WORK TO DO: Tell me how many lines hold "this", please, using only the number.

━━ ROWS

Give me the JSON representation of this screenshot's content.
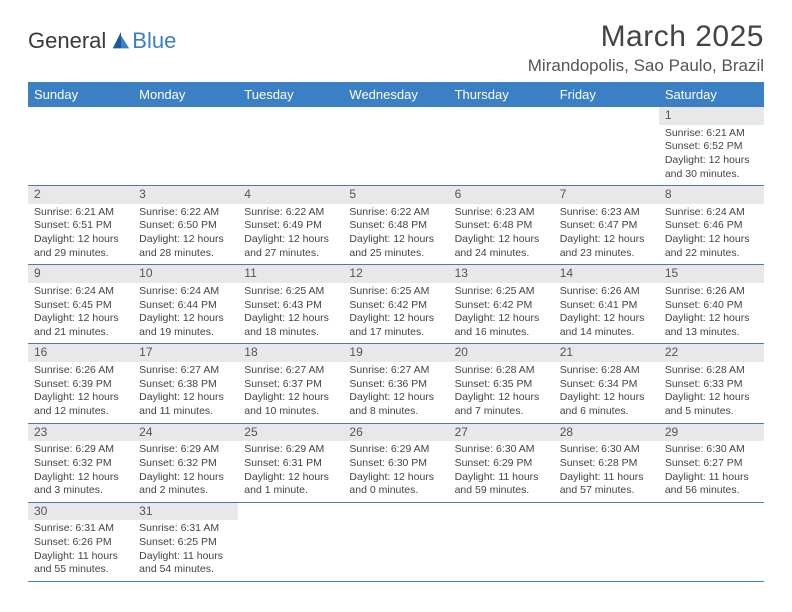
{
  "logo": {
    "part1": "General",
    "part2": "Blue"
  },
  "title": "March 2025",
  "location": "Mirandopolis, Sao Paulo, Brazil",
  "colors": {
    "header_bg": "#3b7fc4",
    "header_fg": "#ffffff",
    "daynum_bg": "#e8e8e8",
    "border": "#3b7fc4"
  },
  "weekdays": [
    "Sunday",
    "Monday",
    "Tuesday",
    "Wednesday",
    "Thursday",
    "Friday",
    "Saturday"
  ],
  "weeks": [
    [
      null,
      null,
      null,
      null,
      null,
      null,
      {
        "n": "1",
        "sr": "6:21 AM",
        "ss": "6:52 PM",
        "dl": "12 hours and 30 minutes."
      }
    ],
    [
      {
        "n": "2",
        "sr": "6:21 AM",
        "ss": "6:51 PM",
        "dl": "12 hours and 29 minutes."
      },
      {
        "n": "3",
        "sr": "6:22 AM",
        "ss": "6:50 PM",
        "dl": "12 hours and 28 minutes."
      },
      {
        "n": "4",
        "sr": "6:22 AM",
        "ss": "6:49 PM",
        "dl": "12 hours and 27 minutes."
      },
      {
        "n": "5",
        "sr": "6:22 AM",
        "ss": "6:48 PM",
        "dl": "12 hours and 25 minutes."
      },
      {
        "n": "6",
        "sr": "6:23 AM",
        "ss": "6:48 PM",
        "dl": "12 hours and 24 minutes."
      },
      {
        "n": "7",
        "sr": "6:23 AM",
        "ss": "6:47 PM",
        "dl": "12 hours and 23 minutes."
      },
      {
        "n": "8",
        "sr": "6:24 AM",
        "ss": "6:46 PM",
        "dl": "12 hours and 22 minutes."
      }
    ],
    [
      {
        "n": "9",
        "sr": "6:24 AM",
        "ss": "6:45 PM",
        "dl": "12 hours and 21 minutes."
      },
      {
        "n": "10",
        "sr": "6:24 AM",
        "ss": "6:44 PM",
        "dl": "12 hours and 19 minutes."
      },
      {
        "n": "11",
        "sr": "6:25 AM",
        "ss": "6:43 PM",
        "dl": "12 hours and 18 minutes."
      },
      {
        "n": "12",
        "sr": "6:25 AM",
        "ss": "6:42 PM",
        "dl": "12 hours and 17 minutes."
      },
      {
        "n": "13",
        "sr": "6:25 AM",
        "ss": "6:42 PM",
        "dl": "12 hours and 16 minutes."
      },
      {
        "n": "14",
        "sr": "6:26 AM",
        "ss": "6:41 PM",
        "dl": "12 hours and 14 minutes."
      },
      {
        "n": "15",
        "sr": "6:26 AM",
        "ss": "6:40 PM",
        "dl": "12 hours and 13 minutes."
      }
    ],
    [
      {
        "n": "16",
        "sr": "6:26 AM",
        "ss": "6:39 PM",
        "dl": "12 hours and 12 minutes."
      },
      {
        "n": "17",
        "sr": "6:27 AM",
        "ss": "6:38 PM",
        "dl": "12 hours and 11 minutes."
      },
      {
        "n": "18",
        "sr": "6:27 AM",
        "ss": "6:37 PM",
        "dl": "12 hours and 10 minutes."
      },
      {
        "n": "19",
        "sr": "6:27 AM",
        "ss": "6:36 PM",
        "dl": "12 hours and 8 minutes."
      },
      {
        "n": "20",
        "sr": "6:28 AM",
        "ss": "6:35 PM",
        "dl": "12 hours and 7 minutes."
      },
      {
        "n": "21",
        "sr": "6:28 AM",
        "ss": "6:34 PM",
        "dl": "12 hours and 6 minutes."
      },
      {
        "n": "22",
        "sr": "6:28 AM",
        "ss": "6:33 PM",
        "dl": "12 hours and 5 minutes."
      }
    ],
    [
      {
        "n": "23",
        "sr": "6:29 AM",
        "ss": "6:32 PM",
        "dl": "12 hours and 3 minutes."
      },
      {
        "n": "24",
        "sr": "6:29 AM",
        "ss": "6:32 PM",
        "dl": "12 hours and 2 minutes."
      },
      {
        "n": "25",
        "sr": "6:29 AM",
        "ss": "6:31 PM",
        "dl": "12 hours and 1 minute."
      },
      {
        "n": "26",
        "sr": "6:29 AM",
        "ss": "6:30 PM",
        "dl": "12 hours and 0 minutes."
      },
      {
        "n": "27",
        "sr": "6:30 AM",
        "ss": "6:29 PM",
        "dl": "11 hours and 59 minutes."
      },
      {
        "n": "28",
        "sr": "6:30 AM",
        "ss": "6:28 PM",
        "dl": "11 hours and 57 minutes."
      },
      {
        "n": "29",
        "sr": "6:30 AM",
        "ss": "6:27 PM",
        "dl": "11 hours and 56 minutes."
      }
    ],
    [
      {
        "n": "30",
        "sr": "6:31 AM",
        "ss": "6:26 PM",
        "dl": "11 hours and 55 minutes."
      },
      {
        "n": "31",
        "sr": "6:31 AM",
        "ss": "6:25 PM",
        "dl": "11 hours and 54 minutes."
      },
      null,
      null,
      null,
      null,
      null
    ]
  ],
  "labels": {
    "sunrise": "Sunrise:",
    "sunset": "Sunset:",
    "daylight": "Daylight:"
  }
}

━━━━
━━ ROWS

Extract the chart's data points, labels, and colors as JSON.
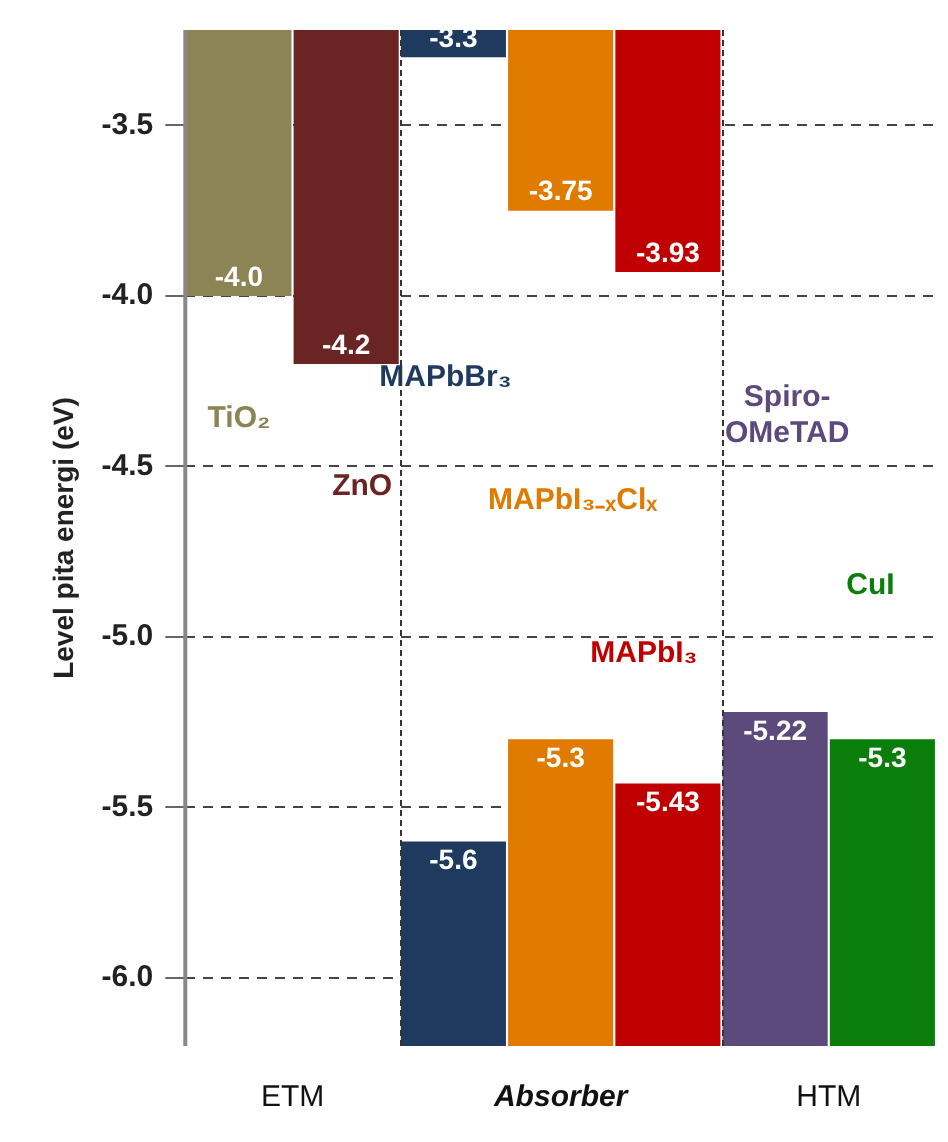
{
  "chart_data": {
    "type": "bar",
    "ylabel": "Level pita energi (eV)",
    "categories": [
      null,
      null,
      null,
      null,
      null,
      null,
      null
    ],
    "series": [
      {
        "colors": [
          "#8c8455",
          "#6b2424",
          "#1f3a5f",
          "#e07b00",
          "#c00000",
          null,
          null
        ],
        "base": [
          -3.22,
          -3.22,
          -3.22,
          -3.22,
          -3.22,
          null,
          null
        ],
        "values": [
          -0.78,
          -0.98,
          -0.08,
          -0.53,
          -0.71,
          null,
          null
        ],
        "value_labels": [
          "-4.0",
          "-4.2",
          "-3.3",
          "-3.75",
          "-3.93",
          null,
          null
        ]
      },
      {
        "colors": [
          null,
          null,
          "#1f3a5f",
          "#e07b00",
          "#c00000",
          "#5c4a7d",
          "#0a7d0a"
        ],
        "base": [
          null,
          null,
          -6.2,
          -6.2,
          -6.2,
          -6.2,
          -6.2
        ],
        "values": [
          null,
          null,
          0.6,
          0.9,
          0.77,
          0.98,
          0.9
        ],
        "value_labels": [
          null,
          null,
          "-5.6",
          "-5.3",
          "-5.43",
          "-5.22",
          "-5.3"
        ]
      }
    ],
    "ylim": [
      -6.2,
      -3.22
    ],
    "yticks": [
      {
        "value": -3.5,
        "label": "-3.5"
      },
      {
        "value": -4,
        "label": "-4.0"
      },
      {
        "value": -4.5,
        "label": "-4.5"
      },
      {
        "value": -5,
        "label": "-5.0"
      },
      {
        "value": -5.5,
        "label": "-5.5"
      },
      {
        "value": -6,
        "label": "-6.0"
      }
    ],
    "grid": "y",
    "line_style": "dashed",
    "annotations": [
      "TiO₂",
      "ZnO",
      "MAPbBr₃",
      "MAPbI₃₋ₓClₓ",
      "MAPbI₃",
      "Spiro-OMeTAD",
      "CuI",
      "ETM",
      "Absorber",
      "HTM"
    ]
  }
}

━━━━
━━ ROWS

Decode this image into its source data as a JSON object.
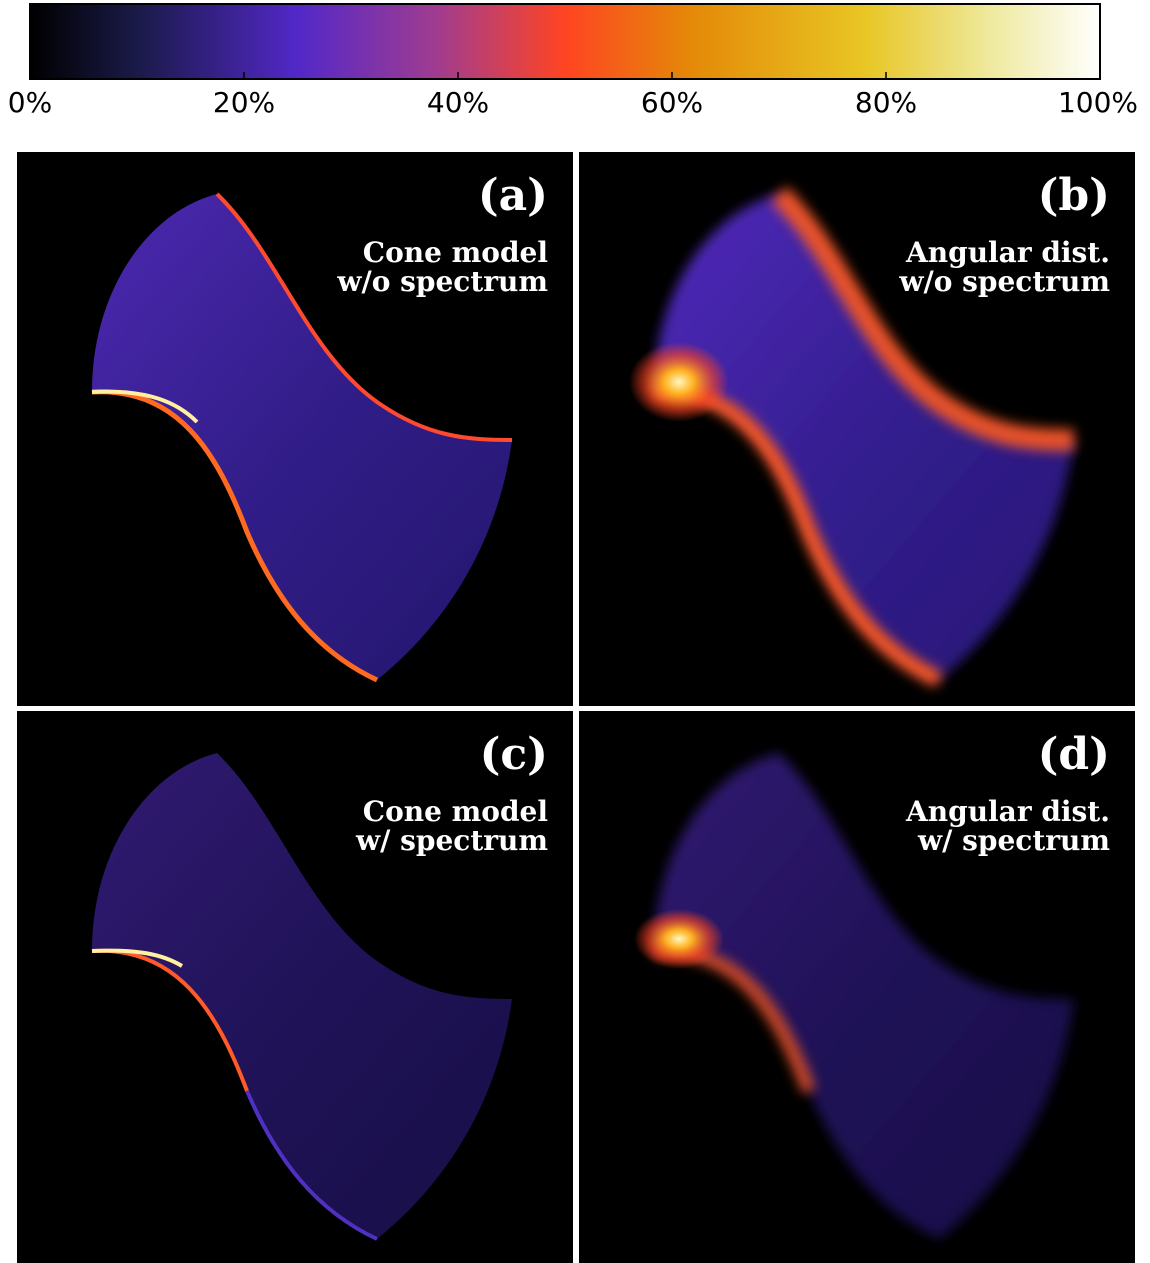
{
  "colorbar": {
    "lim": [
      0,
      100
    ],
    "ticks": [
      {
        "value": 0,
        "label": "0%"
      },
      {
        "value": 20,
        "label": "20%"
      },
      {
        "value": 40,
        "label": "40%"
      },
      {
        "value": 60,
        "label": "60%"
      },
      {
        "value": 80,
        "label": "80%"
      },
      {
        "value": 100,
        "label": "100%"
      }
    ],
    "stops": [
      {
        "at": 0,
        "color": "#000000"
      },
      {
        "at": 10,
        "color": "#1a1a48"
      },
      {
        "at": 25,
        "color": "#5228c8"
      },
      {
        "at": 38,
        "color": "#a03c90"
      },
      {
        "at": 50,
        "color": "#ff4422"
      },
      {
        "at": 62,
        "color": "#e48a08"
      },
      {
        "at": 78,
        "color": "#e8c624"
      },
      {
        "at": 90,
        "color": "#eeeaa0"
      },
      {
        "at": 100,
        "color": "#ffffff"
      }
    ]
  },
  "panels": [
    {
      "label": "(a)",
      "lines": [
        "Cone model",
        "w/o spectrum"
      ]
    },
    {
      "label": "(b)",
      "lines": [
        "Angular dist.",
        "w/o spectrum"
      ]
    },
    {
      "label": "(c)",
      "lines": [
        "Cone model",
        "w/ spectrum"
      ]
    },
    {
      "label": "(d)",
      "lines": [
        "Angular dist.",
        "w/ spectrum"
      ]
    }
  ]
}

━━━━

RIGHT ANSWER: 2